▶ Request: Below is a set of records; restate each one word for word.

[Start Data entries]

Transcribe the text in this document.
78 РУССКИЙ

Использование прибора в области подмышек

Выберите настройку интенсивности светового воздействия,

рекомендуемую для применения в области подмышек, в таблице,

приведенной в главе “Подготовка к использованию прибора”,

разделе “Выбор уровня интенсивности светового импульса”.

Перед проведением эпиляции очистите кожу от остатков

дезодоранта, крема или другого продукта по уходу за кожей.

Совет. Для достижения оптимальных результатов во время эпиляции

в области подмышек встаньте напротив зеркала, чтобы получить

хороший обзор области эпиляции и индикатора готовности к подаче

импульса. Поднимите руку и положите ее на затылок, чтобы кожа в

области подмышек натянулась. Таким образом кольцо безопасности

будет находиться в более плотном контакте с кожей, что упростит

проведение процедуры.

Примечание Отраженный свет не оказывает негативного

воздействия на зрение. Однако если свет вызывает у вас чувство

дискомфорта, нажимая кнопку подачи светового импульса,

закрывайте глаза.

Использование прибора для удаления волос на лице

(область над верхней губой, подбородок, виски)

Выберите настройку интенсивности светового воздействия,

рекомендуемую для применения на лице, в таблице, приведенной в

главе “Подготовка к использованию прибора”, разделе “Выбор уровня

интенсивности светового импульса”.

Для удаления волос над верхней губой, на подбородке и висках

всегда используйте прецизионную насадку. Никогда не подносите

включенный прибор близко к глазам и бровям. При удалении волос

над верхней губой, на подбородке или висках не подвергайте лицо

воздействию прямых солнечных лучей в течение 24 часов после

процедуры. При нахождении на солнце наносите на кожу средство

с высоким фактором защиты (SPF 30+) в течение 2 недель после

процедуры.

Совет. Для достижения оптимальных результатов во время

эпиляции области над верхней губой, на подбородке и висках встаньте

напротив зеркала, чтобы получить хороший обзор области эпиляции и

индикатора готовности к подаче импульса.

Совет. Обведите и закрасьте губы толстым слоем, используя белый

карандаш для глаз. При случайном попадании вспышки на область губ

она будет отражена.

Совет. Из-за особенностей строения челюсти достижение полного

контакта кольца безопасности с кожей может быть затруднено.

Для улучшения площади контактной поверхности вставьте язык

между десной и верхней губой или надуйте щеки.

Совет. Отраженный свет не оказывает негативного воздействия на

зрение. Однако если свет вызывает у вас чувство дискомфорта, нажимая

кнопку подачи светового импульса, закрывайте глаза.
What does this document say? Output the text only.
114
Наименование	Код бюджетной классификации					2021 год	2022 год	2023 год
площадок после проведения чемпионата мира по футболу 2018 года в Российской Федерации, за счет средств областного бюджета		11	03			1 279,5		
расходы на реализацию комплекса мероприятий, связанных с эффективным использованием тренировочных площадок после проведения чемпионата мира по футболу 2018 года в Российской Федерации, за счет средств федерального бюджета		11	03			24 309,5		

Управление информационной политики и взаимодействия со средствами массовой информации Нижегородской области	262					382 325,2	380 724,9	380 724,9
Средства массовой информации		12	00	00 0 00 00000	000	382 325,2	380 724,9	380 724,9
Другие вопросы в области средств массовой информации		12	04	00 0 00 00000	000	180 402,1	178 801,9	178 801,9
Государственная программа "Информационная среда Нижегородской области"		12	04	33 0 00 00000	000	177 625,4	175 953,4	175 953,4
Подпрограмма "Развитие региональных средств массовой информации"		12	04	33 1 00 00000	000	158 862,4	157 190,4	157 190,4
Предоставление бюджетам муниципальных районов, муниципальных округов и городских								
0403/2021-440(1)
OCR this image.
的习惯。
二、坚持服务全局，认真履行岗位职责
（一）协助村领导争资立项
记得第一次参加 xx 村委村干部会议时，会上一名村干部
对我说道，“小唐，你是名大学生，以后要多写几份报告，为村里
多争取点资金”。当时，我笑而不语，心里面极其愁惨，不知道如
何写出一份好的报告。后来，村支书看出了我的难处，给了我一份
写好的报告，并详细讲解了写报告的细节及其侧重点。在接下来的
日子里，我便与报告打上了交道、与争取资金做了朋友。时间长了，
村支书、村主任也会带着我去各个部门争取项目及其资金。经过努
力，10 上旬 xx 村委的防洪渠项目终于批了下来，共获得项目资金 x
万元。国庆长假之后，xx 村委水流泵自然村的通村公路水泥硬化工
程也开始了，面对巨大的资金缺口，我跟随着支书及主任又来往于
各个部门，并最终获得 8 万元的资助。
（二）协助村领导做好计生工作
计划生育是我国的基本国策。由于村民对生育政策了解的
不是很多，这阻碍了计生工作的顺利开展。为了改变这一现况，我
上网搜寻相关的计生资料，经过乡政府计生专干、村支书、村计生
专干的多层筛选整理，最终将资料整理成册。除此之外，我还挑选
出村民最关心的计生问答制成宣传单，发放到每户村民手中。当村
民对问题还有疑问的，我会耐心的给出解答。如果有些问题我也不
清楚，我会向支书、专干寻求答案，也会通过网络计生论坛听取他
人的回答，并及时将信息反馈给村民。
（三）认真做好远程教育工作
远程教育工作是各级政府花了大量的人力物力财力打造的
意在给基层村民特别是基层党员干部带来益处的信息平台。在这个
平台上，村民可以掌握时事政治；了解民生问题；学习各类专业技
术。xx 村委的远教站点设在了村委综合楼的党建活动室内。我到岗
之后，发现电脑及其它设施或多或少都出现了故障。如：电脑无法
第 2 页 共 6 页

[End Data entries]

▶ Result below:
Transcribe the text in this document.
78 РУССКИЙ

Использование прибора в области подмышек

Выберите настройку интенсивности светового воздействия,

рекомендуемую для применения в области подмышек, в таблице,

приведенной в главе “Подготовка к использованию прибора”,

разделе “Выбор уровня интенсивности светового импульса”.

Перед проведением эпиляции очистите кожу от остатков

дезодоранта, крема или другого продукта по уходу за кожей.

Совет. Для достижения оптимальных результатов во время эпиляции

в области подмышек встаньте напротив зеркала, чтобы получить

хороший обзор области эпиляции и индикатора готовности к подаче

импульса. Поднимите руку и положите ее на затылок, чтобы кожа в

области подмышек натянулась. Таким образом кольцо безопасности

будет находиться в более плотном контакте с кожей, что упростит

проведение процедуры.

Примечание Отраженный свет не оказывает негативного

воздействия на зрение. Однако если свет вызывает у вас чувство

дискомфорта, нажимая кнопку подачи светового импульса,

закрывайте глаза.

Использование прибора для удаления волос на лице

(область над верхней губой, подбородок, виски)

Выберите настройку интенсивности светового воздействия,

рекомендуемую для применения на лице, в таблице, приведенной в

главе “Подготовка к использованию прибора”, разделе “Выбор уровня

интенсивности светового импульса”.

Для удаления волос над верхней губой, на подбородке и висках

всегда используйте прецизионную насадку. Никогда не подносите

включенный прибор близко к глазам и бровям. При удалении волос

над верхней губой, на подбородке или висках не подвергайте лицо

воздействию прямых солнечных лучей в течение 24 часов после

процедуры. При нахождении на солнце наносите на кожу средство

с высоким фактором защиты (SPF 30+) в течение 2 недель после

процедуры.

Совет. Для достижения оптимальных результатов во время

эпиляции области над верхней губой, на подбородке и висках встаньте

напротив зеркала, чтобы получить хороший обзор области эпиляции и

индикатора готовности к подаче импульса.

Совет. Обведите и закрасьте губы толстым слоем, используя белый

карандаш для глаз. При случайном попадании вспышки на область губ

она будет отражена.

Совет. Из-за особенностей строения челюсти достижение полного

контакта кольца безопасности с кожей может быть затруднено.

Для улучшения площади контактной поверхности вставьте язык

между десной и верхней губой или надуйте щеки.

Совет. Отраженный свет не оказывает негативного воздействия на

зрение. Однако если свет вызывает у вас чувство дискомфорта, нажимая

кнопку подачи светового импульса, закрывайте глаза.
What does this document say? Output the text only.
114
Наименование	Код бюджетной классификации					2021 год	2022 год	2023 год
площадок после проведения чемпионата мира по футболу 2018 года в Российской Федерации, за счет средств областного бюджета		11	03			1 279,5		
расходы на реализацию комплекса мероприятий, связанных с эффективным использованием тренировочных площадок после проведения чемпионата мира по футболу 2018 года в Российской Федерации, за счет средств федерального бюджета		11	03			24 309,5		

Управление информационной политики и взаимодействия со средствами массовой информации Нижегородской области	262					382 325,2	380 724,9	380 724,9
Средства массовой информации		12	00	00 0 00 00000	000	382 325,2	380 724,9	380 724,9
Другие вопросы в области средств массовой информации		12	04	00 0 00 00000	000	180 402,1	178 801,9	178 801,9
Государственная программа "Информационная среда Нижегородской области"		12	04	33 0 00 00000	000	177 625,4	175 953,4	175 953,4
Подпрограмма "Развитие региональных средств массовой информации"		12	04	33 1 00 00000	000	158 862,4	157 190,4	157 190,4
Предоставление бюджетам муниципальных районов, муниципальных округов и городских								
0403/2021-440(1)
OCR this image.
的习惯。
二、坚持服务全局，认真履行岗位职责
（一）协助村领导争资立项
记得第一次参加 xx 村委村干部会议时，会上一名村干部
对我说道，“小唐，你是名大学生，以后要多写几份报告，为村里
多争取点资金”。当时，我笑而不语，心里面极其愁惨，不知道如
何写出一份好的报告。后来，村支书看出了我的难处，给了我一份
写好的报告，并详细讲解了写报告的细节及其侧重点。在接下来的
日子里，我便与报告打上了交道、与争取资金做了朋友。时间长了，
村支书、村主任也会带着我去各个部门争取项目及其资金。经过努
力，10 上旬 xx 村委的防洪渠项目终于批了下来，共获得项目资金 x
万元。国庆长假之后，xx 村委水流泵自然村的通村公路水泥硬化工
程也开始了，面对巨大的资金缺口，我跟随着支书及主任又来往于
各个部门，并最终获得 8 万元的资助。
（二）协助村领导做好计生工作
计划生育是我国的基本国策。由于村民对生育政策了解的
不是很多，这阻碍了计生工作的顺利开展。为了改变这一现况，我
上网搜寻相关的计生资料，经过乡政府计生专干、村支书、村计生
专干的多层筛选整理，最终将资料整理成册。除此之外，我还挑选
出村民最关心的计生问答制成宣传单，发放到每户村民手中。当村
民对问题还有疑问的，我会耐心的给出解答。如果有些问题我也不
清楚，我会向支书、专干寻求答案，也会通过网络计生论坛听取他
人的回答，并及时将信息反馈给村民。
（三）认真做好远程教育工作
远程教育工作是各级政府花了大量的人力物力财力打造的
意在给基层村民特别是基层党员干部带来益处的信息平台。在这个
平台上，村民可以掌握时事政治；了解民生问题；学习各类专业技
术。xx 村委的远教站点设在了村委综合楼的党建活动室内。我到岗
之后，发现电脑及其它设施或多或少都出现了故障。如：电脑无法
第 2 页 共 6 页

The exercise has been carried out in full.